### Request
Scan the following material for the string "Thảo" and copy each line in which it appears.

### Saved entries
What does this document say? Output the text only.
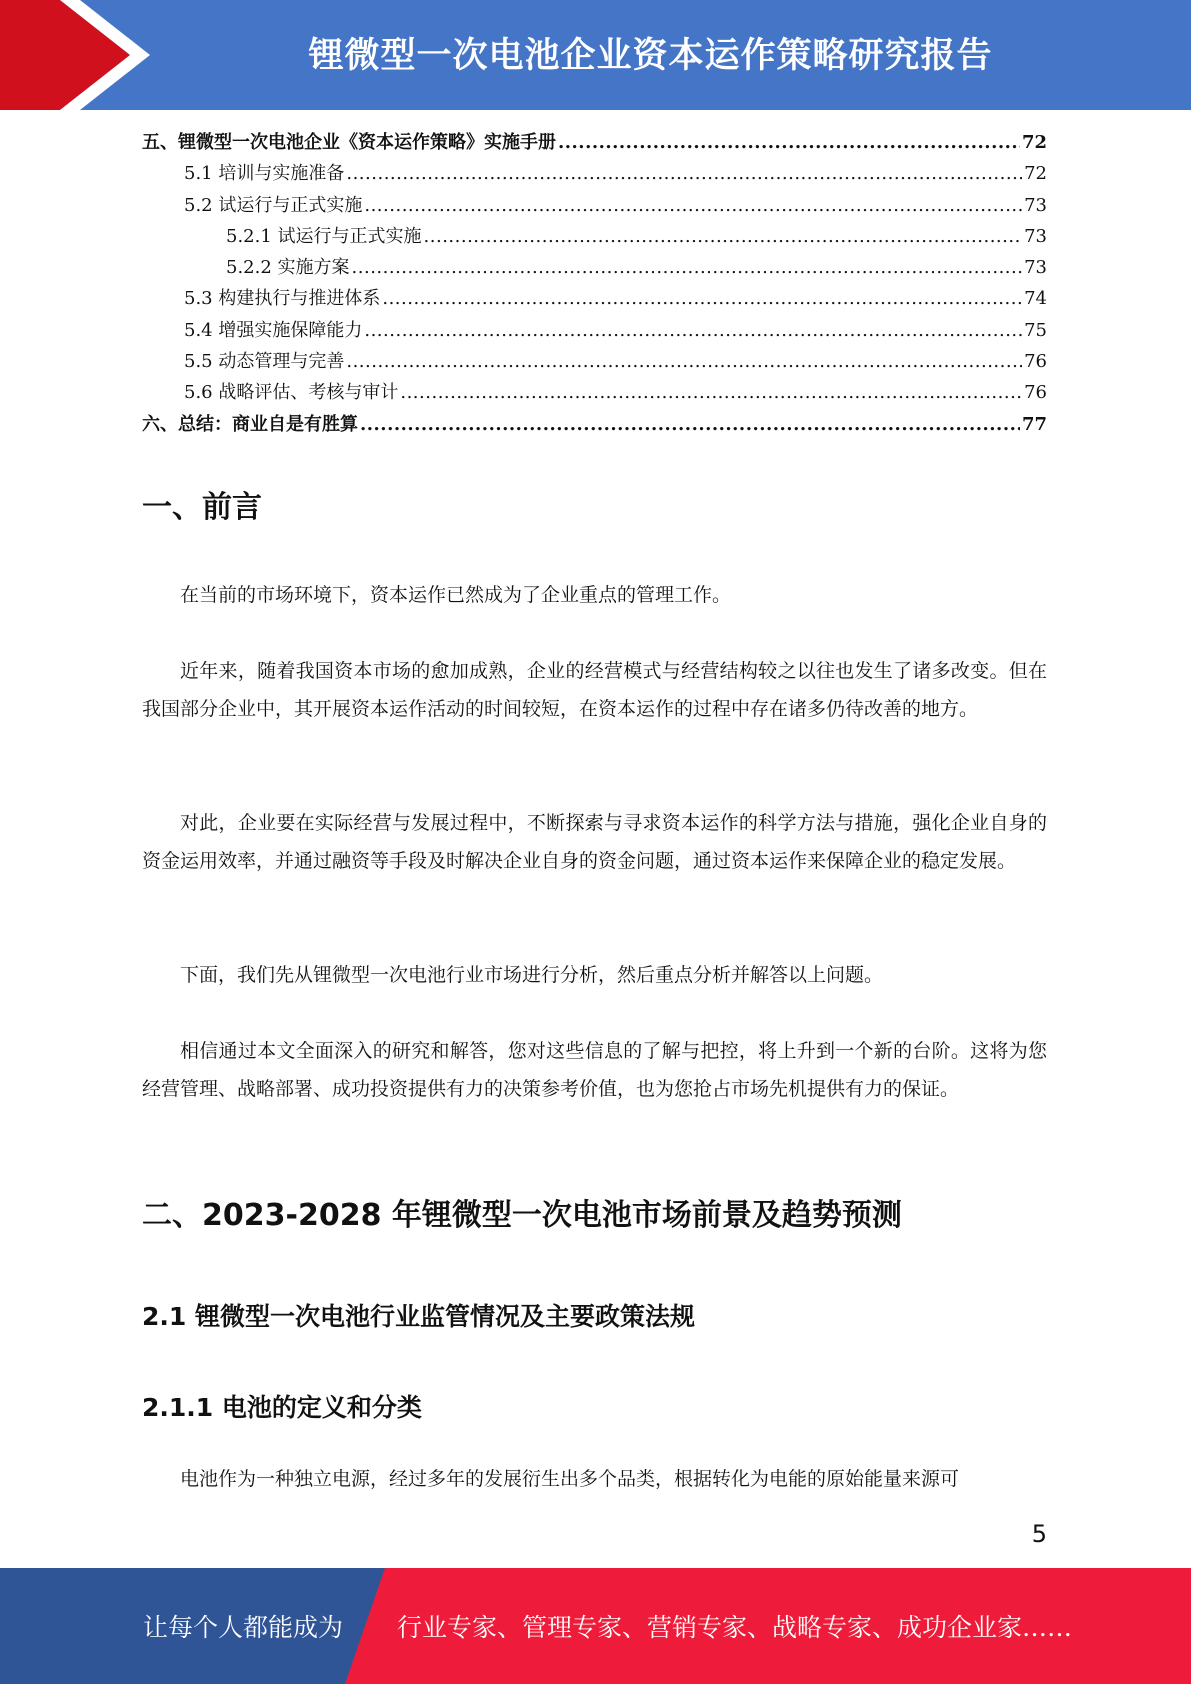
锂微型一次电池企业资本运作策略研究报告
五、锂微型一次电池企业《资本运作策略》实施手册 .....	72
5.1 培训与实施准备 .....	72
5.2 试运行与正式实施 .....	73
5.2.1 试运行与正式实施 .....	73
5.2.2 实施方案 .....	73
5.3 构建执行与推进体系 .....	74
5.4 增强实施保障能力 .....	75
5.5 动态管理与完善 .....	76
5.6 战略评估、考核与审计 .....	76
六、总结：商业自是有胜算 .....	77
一、前言

在当前的市场环境下，资本运作已然成为了企业重点的管理工作。

近年来，随着我国资本市场的愈加成熟，企业的经营模式与经营结构较之以往也发生了诸多改变。但在我国部分企业中，其开展资本运作活动的时间较短，在资本运作的过程中存在诸多仍待改善的地方。

对此，企业要在实际经营与发展过程中，不断探索与寻求资本运作的科学方法与措施，强化企业自身的资金运用效率，并通过融资等手段及时解决企业自身的资金问题，通过资本运作来保障企业的稳定发展。

下面，我们先从锂微型一次电池行业市场进行分析，然后重点分析并解答以上问题。

相信通过本文全面深入的研究和解答，您对这些信息的了解与把控，将上升到一个新的台阶。这将为您经营管理、战略部署、成功投资提供有力的决策参考价值，也为您抢占市场先机提供有力的保证。

二、2023-2028 年锂微型一次电池市场前景及趋势预测
2.1 锂微型一次电池行业监管情况及主要政策法规
2.1.1 电池的定义和分类

电池作为一种独立电源，经过多年的发展衍生出多个品类，根据转化为电能的原始能量来源可

5
让每个人都能成为 行业专家、管理专家、营销专家、战略专家、成功企业家……
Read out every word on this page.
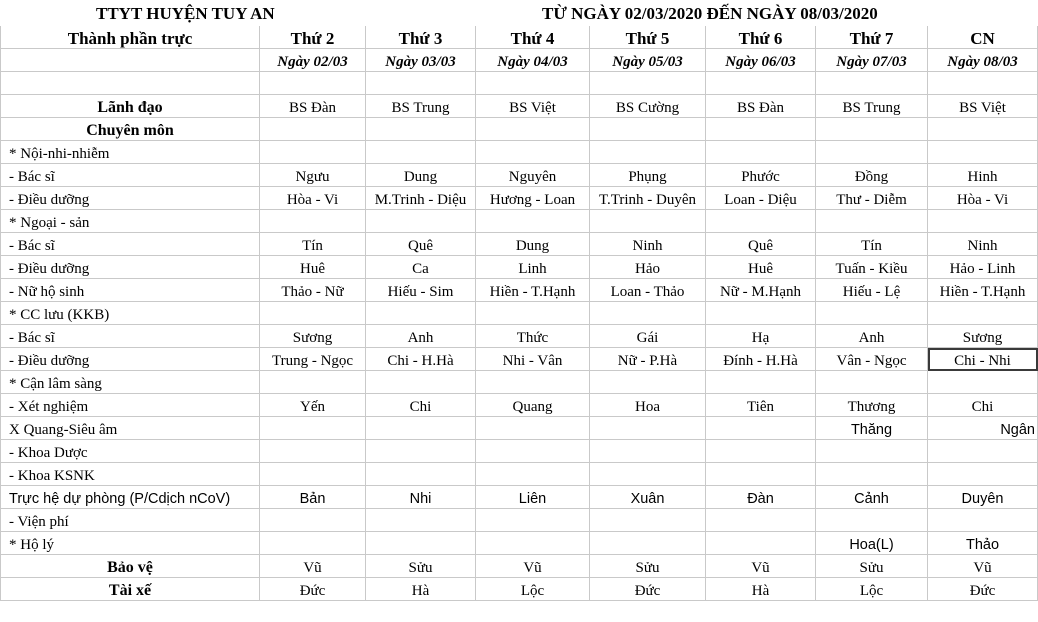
TTYT HUYỆN TUY AN	TỪ NGÀY 02/03/2020 ĐẾN NGÀY 08/03/2020
Thành phần trực	Thứ 2	Thứ 3	Thứ 4	Thứ 5	Thứ 6	Thứ 7	CN
	Ngày 02/03	Ngày 03/03	Ngày 04/03	Ngày 05/03	Ngày 06/03	Ngày 07/03	Ngày 08/03

Lãnh đạo	BS Đàn	BS Trung	BS Việt	BS Cường	BS Đàn	BS Trung	BS Việt
Chuyên môn							
* Nội-nhi-nhiễm							
- Bác sĩ	Ngưu	Dung	Nguyên	Phụng	Phước	Đồng	Hinh
- Điều dưỡng	Hòa - Vi	M.Trinh - Diệu	Hương - Loan	T.Trinh - Duyên	Loan - Diệu	Thư - Diễm	Hòa - Vi
* Ngoại - sản							
- Bác sĩ	Tín	Quê	Dung	Ninh	Quê	Tín	Ninh
- Điều dưỡng	Huê	Ca	Linh	Hảo	Huê	Tuấn - Kiều	Hảo - Linh
- Nữ hộ sinh	Thảo - Nữ	Hiếu - Sim	Hiền - T.Hạnh	Loan - Thảo	Nữ - M.Hạnh	Hiếu - Lệ	Hiền - T.Hạnh
* CC lưu (KKB)							
- Bác sĩ	Sương	Anh	Thức	Gái	Hạ	Anh	Sương
- Điều dưỡng	Trung - Ngọc	Chi - H.Hà	Nhi - Vân	Nữ - P.Hà	Đính - H.Hà	Vân - Ngọc	Chi - Nhi
* Cận lâm sàng							
- Xét nghiệm	Yến	Chi	Quang	Hoa	Tiên	Thương	Chi
X Quang-Siêu âm						Thăng	Ngân
- Khoa Dược							
- Khoa KSNK							
Trực hệ dự phòng (P/Cdịch nCoV)	Bản	Nhi	Liên	Xuân	Đàn	Cảnh	Duyên
- Viện phí							
* Hộ lý						Hoa(L)	Thảo
Bảo vệ	Vũ	Sửu	Vũ	Sửu	Vũ	Sửu	Vũ
Tài xế	Đức	Hà	Lộc	Đức	Hà	Lộc	Đức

### Output for this exercise
- Nữ hộ sinh	Thảo - Nữ	Hiếu - Sim	Hiền - T.Hạnh	Loan - Thảo	Nữ - M.Hạnh	Hiếu - Lệ	Hiền - T.Hạnh
* Hộ lý						Hoa(L)	Thảo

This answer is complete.